▶ _Extrait choisi_:
Adieu à la valse
« Maman ! », la narratrice, approche de la quarantaine. Elle est mariée depuis presque 10 ans à Adrien, mari aidant, aimant, et mère de deux filles : Louise et Jeanne, 5 et 6 ans. Elle travaille depuis quinze ans dans la même banque. Une vie rangée, agréable, réussie sous tout rapport, étouffante, routinière, répétitive.
Tenir la maison, éduquer les filles, l’école, le travail, les amis, les vacances – elle répond à toutes les exigences du quotidien – mais vacille. Oubli d’un anniversaire, boire de plus en plus, moments d’absence, stratégies d’évitement, anxiété… et culpabilité, de ne pas être une bonne mère, de les décevoir, ces deux petites filles, qu’elle aime cependant profondément. Enfermée dans ce rôle qu’elle n’a vraiment jamais choisi, tout devient mécanique pour la narratrice, déconnectée, insupportable. Elle rêve simplement de partir. S’imagine conduisant des centaines de kilomètres loin du foyer familial, des obligations quotidiennes, de la responsabilité. Et les quelques moments qui la réveillent de l’intérieur, comme un matin où une serveuse l’embrasse, ne font que nourrir ce désir de liberté. Elle décide alors de prendre une décision radicale...

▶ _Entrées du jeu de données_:
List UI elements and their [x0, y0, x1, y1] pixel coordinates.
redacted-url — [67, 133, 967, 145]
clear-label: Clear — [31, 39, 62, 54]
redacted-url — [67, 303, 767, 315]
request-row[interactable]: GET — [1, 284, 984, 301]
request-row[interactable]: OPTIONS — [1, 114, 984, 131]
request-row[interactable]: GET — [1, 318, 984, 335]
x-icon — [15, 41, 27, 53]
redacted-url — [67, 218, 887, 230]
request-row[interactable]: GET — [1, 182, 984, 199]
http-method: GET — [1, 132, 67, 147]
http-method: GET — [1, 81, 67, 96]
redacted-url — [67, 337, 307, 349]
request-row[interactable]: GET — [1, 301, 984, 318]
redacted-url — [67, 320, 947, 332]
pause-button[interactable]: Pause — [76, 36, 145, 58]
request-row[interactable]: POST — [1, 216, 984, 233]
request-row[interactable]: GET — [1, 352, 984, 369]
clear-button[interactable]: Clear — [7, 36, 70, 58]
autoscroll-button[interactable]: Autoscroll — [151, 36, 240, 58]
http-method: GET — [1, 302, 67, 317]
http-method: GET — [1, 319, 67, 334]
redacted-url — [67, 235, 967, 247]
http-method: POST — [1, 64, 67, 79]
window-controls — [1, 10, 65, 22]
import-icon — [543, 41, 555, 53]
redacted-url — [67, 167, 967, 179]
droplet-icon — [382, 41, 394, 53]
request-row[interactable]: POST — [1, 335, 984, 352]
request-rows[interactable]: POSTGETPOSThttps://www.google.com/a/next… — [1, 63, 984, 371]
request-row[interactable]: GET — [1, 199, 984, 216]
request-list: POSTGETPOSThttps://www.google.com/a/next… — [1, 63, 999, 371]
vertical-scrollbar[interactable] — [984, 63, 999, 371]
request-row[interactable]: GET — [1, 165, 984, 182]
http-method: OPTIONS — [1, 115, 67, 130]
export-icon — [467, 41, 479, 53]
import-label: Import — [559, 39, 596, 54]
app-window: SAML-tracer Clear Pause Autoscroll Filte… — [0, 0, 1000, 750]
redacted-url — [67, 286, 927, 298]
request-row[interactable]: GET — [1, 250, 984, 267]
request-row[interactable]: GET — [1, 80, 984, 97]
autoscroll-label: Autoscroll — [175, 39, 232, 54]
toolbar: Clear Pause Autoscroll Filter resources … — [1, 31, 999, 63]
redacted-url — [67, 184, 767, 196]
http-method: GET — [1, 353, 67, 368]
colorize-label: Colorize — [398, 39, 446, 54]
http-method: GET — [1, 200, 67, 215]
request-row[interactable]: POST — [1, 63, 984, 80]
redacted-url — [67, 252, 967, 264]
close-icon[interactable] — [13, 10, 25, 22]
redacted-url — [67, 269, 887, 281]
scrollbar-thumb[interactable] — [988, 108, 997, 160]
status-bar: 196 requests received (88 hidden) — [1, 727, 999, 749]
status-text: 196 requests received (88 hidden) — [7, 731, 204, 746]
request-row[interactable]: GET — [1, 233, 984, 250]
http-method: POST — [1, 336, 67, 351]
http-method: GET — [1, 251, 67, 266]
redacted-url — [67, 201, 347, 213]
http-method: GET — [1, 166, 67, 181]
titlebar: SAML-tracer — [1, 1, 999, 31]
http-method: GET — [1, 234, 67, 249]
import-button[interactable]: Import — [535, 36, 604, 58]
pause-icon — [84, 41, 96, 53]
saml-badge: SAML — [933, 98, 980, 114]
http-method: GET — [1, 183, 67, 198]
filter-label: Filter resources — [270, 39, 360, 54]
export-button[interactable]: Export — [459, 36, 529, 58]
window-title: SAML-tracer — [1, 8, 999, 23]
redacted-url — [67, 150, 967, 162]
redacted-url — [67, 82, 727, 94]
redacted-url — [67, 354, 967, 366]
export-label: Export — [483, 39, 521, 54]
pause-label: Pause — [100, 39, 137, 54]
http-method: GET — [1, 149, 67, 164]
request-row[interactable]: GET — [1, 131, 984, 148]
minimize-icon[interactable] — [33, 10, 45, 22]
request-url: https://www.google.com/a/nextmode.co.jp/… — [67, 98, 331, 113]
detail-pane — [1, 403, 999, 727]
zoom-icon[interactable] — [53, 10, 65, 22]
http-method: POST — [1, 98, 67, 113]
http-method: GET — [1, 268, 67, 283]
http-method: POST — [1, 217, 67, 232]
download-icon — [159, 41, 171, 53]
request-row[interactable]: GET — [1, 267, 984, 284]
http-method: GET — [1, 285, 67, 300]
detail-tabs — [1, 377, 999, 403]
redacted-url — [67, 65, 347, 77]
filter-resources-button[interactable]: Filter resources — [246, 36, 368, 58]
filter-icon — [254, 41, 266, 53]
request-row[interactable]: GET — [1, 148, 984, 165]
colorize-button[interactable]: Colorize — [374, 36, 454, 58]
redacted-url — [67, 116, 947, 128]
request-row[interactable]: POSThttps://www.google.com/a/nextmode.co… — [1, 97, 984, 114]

▶ _À faire_:
- a) Relevez tous les qualificatifs que l'extrait consacré à « Adieu à la valse » applique à la vie de la narratrice dans la phrase qui commence par « Une vie ».
- b) Poursuivez l'extrait consacré à « Adieu à la valse » à partir de sa dernière phrase.

▶ _Vos réponses_:
- a) rangée, agréable, réussie sous tout rapport, étouffante, routinière, répétitive

- b)
"Un premier roman puissant sur un sujet universel et pourtant peu abordé en littérature, la maternité dans ce qu’elle charrie d’injonctions et de frustration quotidienne, de la dépression post-partum à l’indicible regret maternel.
On en sort bousculé mais peut-être plus alerte face à la détresse de certaines mères."